> [TEXTE À LIRE]
-- -- --

Je terminerai avec la troisième question, qui concerne les transformations de l’idée de
justice sociale. Au lendemain de chacune des deux guerres mondiales, l’idée qui a
prévalu était celle d’une juste redistribution des richesses. Depuis les années 1970, cet
objectif a été soumis à la critique féroce des défenseurs d’un ordre spontané du marché.
Ainsi, selon Friedrich Hayek, la justice sociale est un « mirage », car « les seuls liens qui
maintiennent l’ensemble d’une Grande Société sont purement économiques […], ce sont
les réseaux d’argent qui soudent la Grande Société ». La justice redistributive a aussi été
soumise à la critique de ceux qui lui ont fait grief d’ignorer les discriminations fondées
sur l’identité des personnes. Cette identité se construit dans un jeu de miroirs avec
autrui et suppose d’être reconnue pour exister pleinement. Comme l’a montré Paul
Ricœur, il ne suffit donc pas de pourvoir aux besoins matériels de l’être humain pour
respecter sa dignité, il faut aussi satisfaire ce besoin de reconnaissance. Mais qu’est-ce
qu’implique cette juste reconnaissance ? Pour certains, comme Charles Taylor ou Axel
Honneth, elle implique un droit à la différence pour les « minorités » culturelles dans
une société donnée. Pour d’autres, comme Nancy Fraser, elle implique au contraire une
déstabilisation de toutes les identités instituées, déstabilisation censée rendre l’individu
libre de se définir à tout moment lui-même. Héritière de la critique postmoderne de
l’identité, cette dernière interprétation entend purger l’état civil de toute trace
d’hétéronomie afin de faire advenir « un champ de différences multiples, dépolarisées,
fluides et mouvantes ». Cette déstabilisation de l’état civil des personnes se conjugue
avec celle de leur état professionnel, telle que promue depuis trente ans en droit du
travail. Prenant la raison humaine pour un acquis, et non pour une construction toujours
fragile, cette entreprise de désinstitution a aujourd’hui d’autant plus facilement l’oreille
du législateur qu’il peine à assurer une juste distribution des richesses. Elle ne peut
pourtant conduire qu’à la violence, tant il vrai, comme l’observait Castoriadis, que
« l’institution de la société, qui est indissociablement aussi l’institution de l’individu
social, est imposition à la psyché d’une organisation qui lui est essentiellement
hétérogène ».

-- -- --

> [LIGNES FOURNIES]
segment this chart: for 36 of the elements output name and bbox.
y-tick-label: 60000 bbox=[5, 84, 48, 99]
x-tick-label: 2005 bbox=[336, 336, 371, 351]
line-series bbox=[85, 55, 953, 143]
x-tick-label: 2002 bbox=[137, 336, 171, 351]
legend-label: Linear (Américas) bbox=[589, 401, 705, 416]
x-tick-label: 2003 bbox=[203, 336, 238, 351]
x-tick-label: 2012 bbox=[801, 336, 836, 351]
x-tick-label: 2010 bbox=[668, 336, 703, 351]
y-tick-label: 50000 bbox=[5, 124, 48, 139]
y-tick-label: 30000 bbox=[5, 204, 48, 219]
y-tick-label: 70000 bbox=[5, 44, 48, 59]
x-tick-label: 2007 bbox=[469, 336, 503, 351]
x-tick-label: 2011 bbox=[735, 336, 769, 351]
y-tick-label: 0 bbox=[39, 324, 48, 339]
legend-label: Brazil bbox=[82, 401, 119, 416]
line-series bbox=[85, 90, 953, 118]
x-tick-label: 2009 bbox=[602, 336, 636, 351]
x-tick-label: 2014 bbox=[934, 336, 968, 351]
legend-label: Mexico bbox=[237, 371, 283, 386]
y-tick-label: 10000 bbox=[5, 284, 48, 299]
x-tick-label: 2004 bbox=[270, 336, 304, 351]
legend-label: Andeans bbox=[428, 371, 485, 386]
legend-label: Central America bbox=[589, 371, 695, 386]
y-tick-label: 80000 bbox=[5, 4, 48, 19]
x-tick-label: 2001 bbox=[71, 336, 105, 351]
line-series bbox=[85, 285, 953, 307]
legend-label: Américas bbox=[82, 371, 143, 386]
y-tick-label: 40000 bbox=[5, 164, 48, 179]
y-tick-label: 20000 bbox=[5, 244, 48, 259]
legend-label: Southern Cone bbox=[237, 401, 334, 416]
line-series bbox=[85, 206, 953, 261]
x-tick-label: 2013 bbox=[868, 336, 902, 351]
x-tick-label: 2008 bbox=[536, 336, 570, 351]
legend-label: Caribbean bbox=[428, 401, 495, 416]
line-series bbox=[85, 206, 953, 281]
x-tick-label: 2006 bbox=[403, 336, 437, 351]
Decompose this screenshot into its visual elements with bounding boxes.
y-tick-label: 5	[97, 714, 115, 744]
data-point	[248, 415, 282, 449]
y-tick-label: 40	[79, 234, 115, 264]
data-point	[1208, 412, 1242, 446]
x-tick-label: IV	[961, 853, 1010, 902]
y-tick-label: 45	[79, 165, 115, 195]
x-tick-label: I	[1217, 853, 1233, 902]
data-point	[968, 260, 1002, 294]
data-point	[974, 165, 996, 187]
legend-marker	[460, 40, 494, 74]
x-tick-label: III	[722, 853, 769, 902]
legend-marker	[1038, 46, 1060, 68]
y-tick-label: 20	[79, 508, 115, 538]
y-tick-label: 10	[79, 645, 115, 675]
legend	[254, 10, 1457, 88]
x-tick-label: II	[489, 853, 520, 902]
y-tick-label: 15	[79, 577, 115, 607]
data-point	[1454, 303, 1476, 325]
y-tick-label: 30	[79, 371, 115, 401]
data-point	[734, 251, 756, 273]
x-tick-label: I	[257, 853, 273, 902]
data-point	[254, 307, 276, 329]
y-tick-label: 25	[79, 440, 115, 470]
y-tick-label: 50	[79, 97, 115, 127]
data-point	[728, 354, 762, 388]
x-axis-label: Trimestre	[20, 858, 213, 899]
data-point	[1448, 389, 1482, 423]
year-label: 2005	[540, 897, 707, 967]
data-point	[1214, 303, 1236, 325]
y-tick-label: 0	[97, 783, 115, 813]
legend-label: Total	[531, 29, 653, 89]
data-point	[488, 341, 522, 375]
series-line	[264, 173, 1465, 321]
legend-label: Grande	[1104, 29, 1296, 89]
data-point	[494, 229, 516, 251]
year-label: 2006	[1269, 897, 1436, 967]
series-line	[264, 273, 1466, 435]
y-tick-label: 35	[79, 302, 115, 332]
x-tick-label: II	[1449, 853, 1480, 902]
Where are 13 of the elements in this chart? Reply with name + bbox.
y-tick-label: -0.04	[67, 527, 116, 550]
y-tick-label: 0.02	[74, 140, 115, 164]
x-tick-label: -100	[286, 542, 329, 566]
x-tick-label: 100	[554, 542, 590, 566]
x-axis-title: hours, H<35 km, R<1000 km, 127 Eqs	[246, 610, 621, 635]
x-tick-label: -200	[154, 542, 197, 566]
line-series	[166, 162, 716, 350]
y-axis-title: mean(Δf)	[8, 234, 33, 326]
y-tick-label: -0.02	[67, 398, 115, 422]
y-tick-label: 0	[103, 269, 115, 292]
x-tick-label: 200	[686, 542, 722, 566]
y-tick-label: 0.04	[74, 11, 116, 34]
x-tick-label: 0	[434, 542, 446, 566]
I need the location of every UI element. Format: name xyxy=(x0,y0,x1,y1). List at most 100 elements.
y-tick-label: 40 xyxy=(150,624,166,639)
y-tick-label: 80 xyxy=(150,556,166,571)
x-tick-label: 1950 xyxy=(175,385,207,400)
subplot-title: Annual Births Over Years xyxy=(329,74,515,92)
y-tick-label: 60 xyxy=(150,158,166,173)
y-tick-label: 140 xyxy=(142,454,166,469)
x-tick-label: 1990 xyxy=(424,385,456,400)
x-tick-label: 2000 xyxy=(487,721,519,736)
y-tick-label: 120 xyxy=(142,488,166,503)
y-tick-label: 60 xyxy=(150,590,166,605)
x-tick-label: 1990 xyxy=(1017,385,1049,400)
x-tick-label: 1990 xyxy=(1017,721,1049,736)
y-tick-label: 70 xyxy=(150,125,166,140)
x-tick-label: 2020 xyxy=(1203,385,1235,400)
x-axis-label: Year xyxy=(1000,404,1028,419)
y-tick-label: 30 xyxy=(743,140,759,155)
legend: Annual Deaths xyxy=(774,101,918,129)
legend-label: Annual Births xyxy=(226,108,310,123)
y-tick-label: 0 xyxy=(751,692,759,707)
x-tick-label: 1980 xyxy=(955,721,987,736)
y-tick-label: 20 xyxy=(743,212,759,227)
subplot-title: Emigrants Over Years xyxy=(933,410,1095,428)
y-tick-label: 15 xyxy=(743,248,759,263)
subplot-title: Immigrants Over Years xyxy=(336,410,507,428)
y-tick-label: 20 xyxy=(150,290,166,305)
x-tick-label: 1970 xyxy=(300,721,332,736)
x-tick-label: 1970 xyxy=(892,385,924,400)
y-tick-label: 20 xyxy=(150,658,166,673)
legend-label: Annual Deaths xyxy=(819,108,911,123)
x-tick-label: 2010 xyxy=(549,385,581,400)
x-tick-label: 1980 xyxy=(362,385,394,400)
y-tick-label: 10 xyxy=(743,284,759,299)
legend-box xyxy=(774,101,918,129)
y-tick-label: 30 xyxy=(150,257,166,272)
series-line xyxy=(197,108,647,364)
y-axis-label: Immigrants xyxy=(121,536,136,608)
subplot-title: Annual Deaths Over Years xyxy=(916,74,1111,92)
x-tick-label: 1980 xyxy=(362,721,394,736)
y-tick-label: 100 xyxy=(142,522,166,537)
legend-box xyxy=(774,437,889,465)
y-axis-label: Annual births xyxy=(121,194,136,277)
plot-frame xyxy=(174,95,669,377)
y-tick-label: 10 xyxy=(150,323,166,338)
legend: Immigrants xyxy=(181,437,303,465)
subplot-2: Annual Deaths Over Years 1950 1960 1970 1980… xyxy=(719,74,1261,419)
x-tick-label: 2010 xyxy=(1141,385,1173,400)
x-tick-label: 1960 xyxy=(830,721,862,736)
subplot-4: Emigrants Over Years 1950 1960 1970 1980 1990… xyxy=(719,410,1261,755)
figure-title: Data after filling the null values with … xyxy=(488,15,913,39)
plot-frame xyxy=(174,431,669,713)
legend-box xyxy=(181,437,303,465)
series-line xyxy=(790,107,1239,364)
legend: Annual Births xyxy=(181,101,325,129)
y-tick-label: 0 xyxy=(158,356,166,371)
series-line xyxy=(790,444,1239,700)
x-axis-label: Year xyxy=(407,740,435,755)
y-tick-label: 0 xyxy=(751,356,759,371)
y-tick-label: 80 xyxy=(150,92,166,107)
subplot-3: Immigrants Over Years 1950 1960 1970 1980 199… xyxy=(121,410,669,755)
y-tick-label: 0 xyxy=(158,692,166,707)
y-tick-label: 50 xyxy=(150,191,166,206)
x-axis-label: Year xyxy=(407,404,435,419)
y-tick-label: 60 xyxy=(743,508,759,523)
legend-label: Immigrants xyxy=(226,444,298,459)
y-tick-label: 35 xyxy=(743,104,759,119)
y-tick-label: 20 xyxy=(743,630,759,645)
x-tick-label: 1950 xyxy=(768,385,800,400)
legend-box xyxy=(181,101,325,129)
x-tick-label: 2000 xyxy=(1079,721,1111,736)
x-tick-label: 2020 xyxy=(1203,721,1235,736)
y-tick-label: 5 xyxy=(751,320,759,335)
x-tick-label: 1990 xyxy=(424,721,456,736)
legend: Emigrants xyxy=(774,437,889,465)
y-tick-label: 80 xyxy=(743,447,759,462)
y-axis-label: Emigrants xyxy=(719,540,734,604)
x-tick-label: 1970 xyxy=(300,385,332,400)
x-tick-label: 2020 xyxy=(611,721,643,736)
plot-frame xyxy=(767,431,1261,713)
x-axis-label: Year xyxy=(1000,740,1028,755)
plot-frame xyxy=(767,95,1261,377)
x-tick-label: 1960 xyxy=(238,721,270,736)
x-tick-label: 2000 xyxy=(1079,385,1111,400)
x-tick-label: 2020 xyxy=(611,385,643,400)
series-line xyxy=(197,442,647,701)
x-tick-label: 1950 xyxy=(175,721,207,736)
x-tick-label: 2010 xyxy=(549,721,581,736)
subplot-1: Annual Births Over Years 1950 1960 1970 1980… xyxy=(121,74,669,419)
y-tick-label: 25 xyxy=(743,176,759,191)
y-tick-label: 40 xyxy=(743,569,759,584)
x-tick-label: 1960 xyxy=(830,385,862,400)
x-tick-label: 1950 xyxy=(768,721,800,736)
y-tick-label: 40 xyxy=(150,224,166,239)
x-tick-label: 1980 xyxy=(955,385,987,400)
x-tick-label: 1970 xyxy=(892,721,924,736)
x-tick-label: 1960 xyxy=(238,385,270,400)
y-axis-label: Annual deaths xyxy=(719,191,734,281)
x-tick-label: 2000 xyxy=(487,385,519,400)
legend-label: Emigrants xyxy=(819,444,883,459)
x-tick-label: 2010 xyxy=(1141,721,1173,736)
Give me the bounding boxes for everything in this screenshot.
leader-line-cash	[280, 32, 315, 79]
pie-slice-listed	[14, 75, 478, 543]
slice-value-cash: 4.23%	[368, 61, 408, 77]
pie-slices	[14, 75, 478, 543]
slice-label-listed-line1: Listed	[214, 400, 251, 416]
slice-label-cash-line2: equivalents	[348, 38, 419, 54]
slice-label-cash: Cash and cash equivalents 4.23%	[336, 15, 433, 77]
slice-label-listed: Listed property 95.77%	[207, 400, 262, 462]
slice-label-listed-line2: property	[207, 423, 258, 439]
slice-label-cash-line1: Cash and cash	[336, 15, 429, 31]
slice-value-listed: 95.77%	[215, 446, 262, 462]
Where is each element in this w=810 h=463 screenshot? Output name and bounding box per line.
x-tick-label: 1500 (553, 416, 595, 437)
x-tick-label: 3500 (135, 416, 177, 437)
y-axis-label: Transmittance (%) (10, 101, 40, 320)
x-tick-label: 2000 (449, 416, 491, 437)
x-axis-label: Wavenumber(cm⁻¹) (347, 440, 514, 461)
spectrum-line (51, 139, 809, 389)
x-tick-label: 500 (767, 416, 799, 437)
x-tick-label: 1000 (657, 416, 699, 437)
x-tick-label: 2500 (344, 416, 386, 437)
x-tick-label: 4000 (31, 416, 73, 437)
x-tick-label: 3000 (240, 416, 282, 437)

-- -- --

Pourriez-vous poursuivre le texte sur la justice sociale à partir de sa dernière phrase ?

L’enfermement de la justice sociale dans les registres de la redistribution des biens ou
de la reconnaissance des personnes est donc un piège dont il faudrait parvenir à sortir.
La scène juridique ne se laisse pas réduire à cette dichotomie des personnes et des
choses, mais fait aussi place à l’action, et donc au travail, qui inscrit les personnes dans
l’univers des choses. À condition de n’être pas rabattu sur celui des animaux ou des
machines, le travail n’est pas seulement le moyen de créer des richesses, il est aussi le
lieu où l’être humain, confronté aux réalités du monde, fait l’apprentissage de la raison.
La justice sociale implique de donner à chacun la possibilité de réaliser ce qu’il est dans
ce qu’il fait, de forger sa personne dans l’épreuve du travail. L’une des caractéristiques
de l’État social moderne est d’avoir exclu la division du travail du domaine de la justice,
et son avenir dépendra de sa capacité à l’y réintégrer.
L’État, selon le sens le plus primitif du mot status, est ce qui tient et fait tenir debout
une société humaine. C’est pourquoi on a fini par le croire immortel. En d’autres
civilisations, et dans quelques institutions dont la nôtre, ce sont les rites qui ne meurent
jamais et soutiennent la succession des générations.